■ Task directions
Extract each line of the records below that contains the word "Пример".

■ Records supplied
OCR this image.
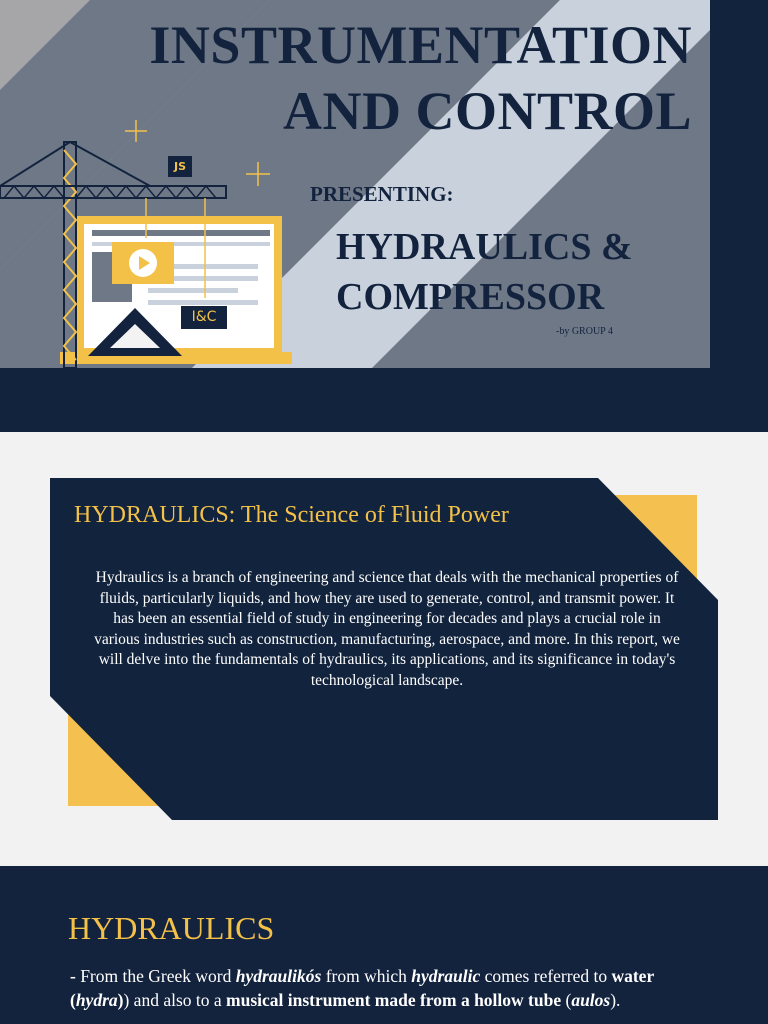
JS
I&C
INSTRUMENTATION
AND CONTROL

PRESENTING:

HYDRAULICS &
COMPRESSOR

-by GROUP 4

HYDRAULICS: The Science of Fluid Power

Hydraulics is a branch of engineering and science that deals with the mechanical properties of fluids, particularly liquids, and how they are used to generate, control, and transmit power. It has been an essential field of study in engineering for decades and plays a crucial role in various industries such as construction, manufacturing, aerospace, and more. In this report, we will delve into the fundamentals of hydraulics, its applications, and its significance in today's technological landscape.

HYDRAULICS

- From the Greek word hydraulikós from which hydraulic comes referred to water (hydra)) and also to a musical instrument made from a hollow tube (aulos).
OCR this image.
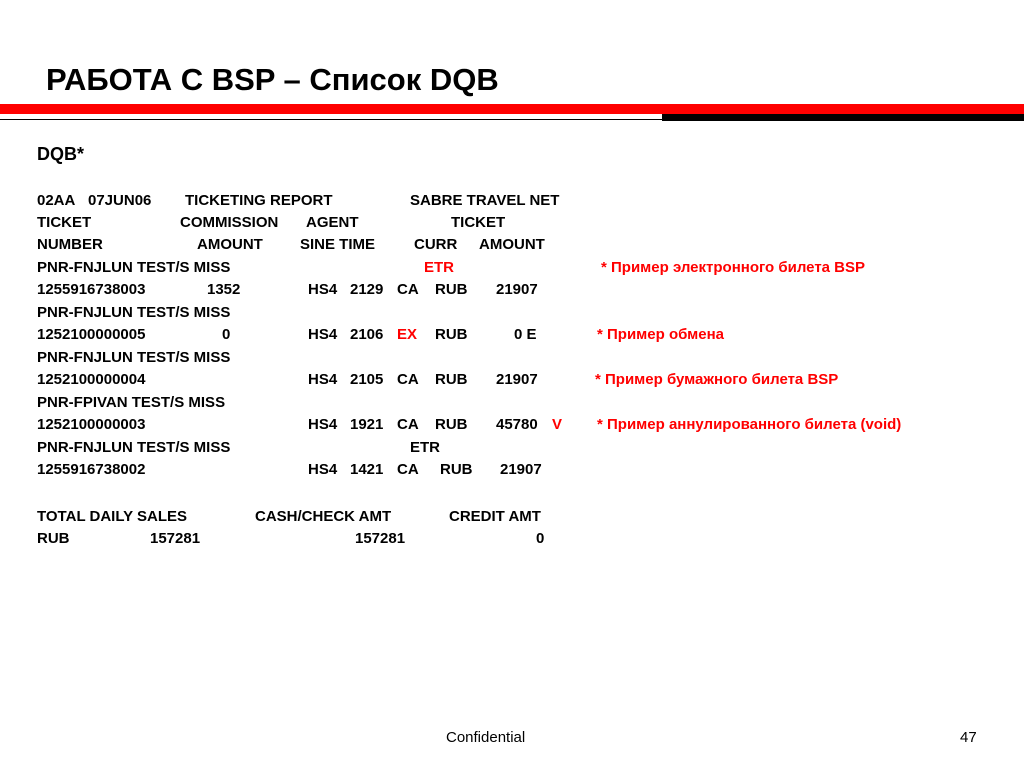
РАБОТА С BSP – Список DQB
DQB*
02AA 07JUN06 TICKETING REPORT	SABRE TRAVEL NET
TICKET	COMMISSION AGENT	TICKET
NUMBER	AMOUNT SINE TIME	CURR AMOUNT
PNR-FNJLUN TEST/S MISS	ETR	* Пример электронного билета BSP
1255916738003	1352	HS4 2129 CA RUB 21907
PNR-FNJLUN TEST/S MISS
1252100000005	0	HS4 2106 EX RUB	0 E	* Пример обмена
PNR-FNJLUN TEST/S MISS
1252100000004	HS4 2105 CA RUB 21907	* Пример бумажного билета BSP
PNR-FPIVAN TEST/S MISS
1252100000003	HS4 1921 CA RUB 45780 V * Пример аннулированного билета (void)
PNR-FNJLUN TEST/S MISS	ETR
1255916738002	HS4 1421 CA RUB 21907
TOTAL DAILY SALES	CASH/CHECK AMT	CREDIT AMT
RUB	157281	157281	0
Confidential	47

...

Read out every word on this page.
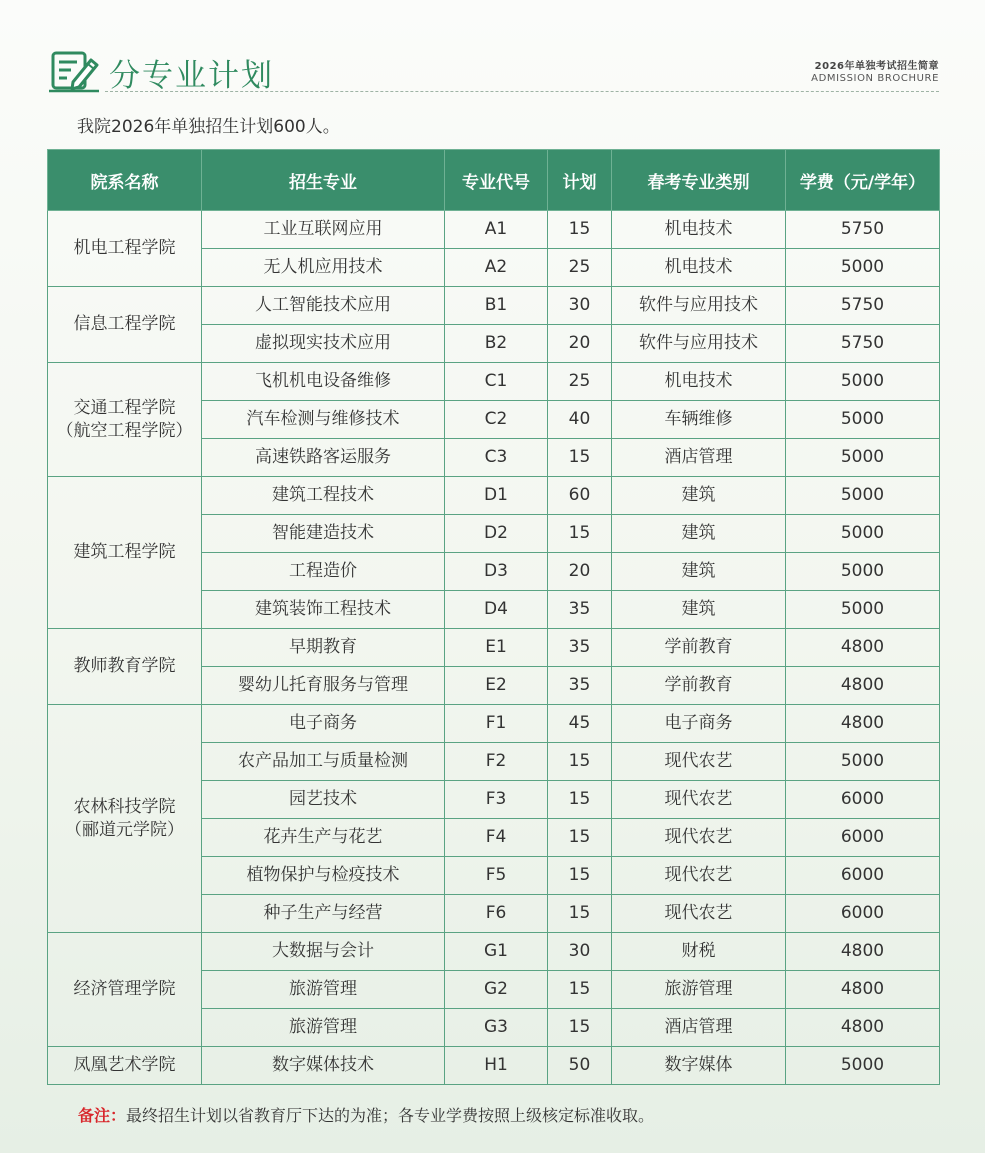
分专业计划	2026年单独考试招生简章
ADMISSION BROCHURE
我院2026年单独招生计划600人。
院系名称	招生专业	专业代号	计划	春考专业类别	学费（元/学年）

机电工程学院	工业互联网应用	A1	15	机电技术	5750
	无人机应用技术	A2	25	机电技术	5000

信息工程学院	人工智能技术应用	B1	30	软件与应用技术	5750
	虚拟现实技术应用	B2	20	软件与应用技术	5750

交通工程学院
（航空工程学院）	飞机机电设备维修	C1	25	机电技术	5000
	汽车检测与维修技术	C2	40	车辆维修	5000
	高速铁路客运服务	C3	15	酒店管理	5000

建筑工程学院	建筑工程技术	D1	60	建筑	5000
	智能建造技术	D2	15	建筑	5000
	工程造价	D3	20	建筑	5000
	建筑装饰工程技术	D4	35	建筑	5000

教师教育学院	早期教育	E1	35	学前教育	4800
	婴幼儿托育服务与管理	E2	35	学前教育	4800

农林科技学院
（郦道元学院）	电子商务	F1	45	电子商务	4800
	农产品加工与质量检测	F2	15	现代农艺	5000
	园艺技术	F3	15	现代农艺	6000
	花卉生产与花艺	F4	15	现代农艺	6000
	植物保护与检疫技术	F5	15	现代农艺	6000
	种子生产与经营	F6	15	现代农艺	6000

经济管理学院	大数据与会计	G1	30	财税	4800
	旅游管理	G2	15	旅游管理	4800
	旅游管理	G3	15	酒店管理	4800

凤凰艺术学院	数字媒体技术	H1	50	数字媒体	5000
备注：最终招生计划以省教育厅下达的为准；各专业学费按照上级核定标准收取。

■ Final result
PNR-FNJLUN TEST/S MISS	ETR	* Пример электронного билета BSP
1252100000005	0	HS4 2106 EX RUB	0 E	* Пример обмена
1252100000004	HS4 2105 CA RUB 21907	* Пример бумажного билета BSP
1252100000003	HS4 1921 CA RUB 45780 V * Пример аннулированного билета (void)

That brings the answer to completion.